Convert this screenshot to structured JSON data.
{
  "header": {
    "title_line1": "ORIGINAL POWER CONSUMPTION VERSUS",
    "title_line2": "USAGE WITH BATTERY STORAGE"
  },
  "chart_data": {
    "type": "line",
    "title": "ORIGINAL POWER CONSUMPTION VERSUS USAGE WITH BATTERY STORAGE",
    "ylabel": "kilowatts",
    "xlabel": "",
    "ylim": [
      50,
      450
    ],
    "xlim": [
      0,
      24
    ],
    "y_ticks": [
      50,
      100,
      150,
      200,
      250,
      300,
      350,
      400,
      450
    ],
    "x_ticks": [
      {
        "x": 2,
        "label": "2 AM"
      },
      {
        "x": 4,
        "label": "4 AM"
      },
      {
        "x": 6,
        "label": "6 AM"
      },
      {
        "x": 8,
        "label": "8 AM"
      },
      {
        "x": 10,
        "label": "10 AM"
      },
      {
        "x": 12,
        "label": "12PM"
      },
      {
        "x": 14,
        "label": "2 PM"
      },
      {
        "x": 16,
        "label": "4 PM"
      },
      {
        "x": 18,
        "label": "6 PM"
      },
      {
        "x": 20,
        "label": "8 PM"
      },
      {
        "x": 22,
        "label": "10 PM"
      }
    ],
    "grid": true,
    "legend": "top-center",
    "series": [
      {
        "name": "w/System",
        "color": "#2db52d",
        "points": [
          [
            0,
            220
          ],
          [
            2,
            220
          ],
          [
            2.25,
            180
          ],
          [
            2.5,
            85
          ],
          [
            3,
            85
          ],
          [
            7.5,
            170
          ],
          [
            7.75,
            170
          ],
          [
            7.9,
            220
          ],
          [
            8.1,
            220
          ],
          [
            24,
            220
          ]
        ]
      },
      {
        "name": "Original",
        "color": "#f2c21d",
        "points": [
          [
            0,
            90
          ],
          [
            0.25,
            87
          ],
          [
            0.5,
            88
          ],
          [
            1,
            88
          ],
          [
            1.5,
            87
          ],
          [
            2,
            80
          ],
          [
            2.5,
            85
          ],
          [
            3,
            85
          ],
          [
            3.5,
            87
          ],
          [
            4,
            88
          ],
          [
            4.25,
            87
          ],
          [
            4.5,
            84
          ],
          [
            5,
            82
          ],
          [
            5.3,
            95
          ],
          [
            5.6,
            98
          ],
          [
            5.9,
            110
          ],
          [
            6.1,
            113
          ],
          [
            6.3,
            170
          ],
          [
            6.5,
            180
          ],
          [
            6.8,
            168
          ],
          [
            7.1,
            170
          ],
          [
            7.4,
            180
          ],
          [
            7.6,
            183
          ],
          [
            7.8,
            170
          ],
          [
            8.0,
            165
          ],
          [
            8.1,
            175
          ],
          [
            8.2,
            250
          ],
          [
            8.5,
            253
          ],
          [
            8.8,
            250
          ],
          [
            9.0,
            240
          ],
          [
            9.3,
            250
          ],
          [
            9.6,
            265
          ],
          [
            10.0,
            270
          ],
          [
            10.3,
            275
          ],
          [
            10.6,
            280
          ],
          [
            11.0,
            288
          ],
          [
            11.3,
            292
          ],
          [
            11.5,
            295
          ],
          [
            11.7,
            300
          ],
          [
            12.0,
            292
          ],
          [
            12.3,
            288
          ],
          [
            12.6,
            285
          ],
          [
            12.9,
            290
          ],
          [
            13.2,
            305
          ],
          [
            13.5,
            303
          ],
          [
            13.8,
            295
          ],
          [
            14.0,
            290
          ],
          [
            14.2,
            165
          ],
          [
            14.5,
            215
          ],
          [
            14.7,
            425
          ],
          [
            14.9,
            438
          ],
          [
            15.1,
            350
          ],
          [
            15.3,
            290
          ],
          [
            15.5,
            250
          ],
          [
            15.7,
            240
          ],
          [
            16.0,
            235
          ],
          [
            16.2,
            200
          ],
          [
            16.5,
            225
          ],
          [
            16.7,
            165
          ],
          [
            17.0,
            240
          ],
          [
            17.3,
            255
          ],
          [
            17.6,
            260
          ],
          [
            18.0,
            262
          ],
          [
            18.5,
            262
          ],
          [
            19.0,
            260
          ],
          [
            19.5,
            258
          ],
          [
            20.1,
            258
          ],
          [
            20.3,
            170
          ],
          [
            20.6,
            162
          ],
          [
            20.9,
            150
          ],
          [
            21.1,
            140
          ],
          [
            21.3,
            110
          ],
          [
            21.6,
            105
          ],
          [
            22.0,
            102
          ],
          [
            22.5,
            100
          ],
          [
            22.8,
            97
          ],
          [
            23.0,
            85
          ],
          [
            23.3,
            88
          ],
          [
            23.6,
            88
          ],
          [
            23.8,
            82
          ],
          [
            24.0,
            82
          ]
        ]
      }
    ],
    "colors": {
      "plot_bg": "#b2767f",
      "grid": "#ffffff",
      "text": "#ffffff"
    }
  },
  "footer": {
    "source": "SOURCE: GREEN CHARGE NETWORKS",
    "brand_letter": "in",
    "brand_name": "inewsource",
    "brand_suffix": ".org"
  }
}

───

◆ TO DO
Exact output of every entry is required.

◆ RESPONSE TO THE TASK
Convert this screenshot to structured JSON data.
{
  "header": {
    "title_line1": "ORIGINAL POWER CONSUMPTION VERSUS",
    "title_line2": "USAGE WITH BATTERY STORAGE"
  },
  "chart_data": {
    "type": "line",
    "title": "ORIGINAL POWER CONSUMPTION VERSUS USAGE WITH BATTERY STORAGE",
    "ylabel": "kilowatts",
    "xlabel": "",
    "ylim": [
      50,
      450
    ],
    "xlim": [
      0,
      24
    ],
    "y_ticks": [
      50,
      100,
      150,
      200,
      250,
      300,
      350,
      400,
      450
    ],
    "x_ticks": [
      {
        "x": 2,
        "label": "2 AM"
      },
      {
        "x": 4,
        "label": "4 AM"
      },
      {
        "x": 6,
        "label": "6 AM"
      },
      {
        "x": 8,
        "label": "8 AM"
      },
      {
        "x": 10,
        "label": "10 AM"
      },
      {
        "x": 12,
        "label": "12PM"
      },
      {
        "x": 14,
        "label": "2 PM"
      },
      {
        "x": 16,
        "label": "4 PM"
      },
      {
        "x": 18,
        "label": "6 PM"
      },
      {
        "x": 20,
        "label": "8 PM"
      },
      {
        "x": 22,
        "label": "10 PM"
      }
    ],
    "grid": true,
    "legend": "top-center",
    "series": [
      {
        "name": "w/System",
        "color": "#2db52d",
        "points": [
          [
            0,
            220
          ],
          [
            2,
            220
          ],
          [
            2.25,
            180
          ],
          [
            2.5,
            85
          ],
          [
            3,
            85
          ],
          [
            7.5,
            170
          ],
          [
            7.75,
            170
          ],
          [
            7.9,
            220
          ],
          [
            8.1,
            220
          ],
          [
            24,
            220
          ]
        ]
      },
      {
        "name": "Original",
        "color": "#f2c21d",
        "points": [
          [
            0,
            90
          ],
          [
            0.25,
            87
          ],
          [
            0.5,
            88
          ],
          [
            1,
            88
          ],
          [
            1.5,
            87
          ],
          [
            2,
            80
          ],
          [
            2.5,
            85
          ],
          [
            3,
            85
          ],
          [
            3.5,
            87
          ],
          [
            4,
            88
          ],
          [
            4.25,
            87
          ],
          [
            4.5,
            84
          ],
          [
            5,
            82
          ],
          [
            5.3,
            95
          ],
          [
            5.6,
            98
          ],
          [
            5.9,
            110
          ],
          [
            6.1,
            113
          ],
          [
            6.3,
            170
          ],
          [
            6.5,
            180
          ],
          [
            6.8,
            168
          ],
          [
            7.1,
            170
          ],
          [
            7.4,
            180
          ],
          [
            7.6,
            183
          ],
          [
            7.8,
            170
          ],
          [
            8.0,
            165
          ],
          [
            8.1,
            175
          ],
          [
            8.2,
            250
          ],
          [
            8.5,
            253
          ],
          [
            8.8,
            250
          ],
          [
            9.0,
            240
          ],
          [
            9.3,
            250
          ],
          [
            9.6,
            265
          ],
          [
            10.0,
            270
          ],
          [
            10.3,
            275
          ],
          [
            10.6,
            280
          ],
          [
            11.0,
            288
          ],
          [
            11.3,
            292
          ],
          [
            11.5,
            295
          ],
          [
            11.7,
            300
          ],
          [
            12.0,
            292
          ],
          [
            12.3,
            288
          ],
          [
            12.6,
            285
          ],
          [
            12.9,
            290
          ],
          [
            13.2,
            305
          ],
          [
            13.5,
            303
          ],
          [
            13.8,
            295
          ],
          [
            14.0,
            290
          ],
          [
            14.2,
            165
          ],
          [
            14.5,
            215
          ],
          [
            14.7,
            425
          ],
          [
            14.9,
            438
          ],
          [
            15.1,
            350
          ],
          [
            15.3,
            290
          ],
          [
            15.5,
            250
          ],
          [
            15.7,
            240
          ],
          [
            16.0,
            235
          ],
          [
            16.2,
            200
          ],
          [
            16.5,
            225
          ],
          [
            16.7,
            165
          ],
          [
            17.0,
            240
          ],
          [
            17.3,
            255
          ],
          [
            17.6,
            260
          ],
          [
            18.0,
            262
          ],
          [
            18.5,
            262
          ],
          [
            19.0,
            260
          ],
          [
            19.5,
            258
          ],
          [
            20.1,
            258
          ],
          [
            20.3,
            170
          ],
          [
            20.6,
            162
          ],
          [
            20.9,
            150
          ],
          [
            21.1,
            140
          ],
          [
            21.3,
            110
          ],
          [
            21.6,
            105
          ],
          [
            22.0,
            102
          ],
          [
            22.5,
            100
          ],
          [
            22.8,
            97
          ],
          [
            23.0,
            85
          ],
          [
            23.3,
            88
          ],
          [
            23.6,
            88
          ],
          [
            23.8,
            82
          ],
          [
            24.0,
            82
          ]
        ]
      }
    ],
    "colors": {
      "plot_bg": "#b2767f",
      "grid": "#ffffff",
      "text": "#ffffff"
    }
  },
  "footer": {
    "source": "SOURCE: GREEN CHARGE NETWORKS",
    "brand_letter": "in",
    "brand_name": "inewsource",
    "brand_suffix": ".org"
  }
}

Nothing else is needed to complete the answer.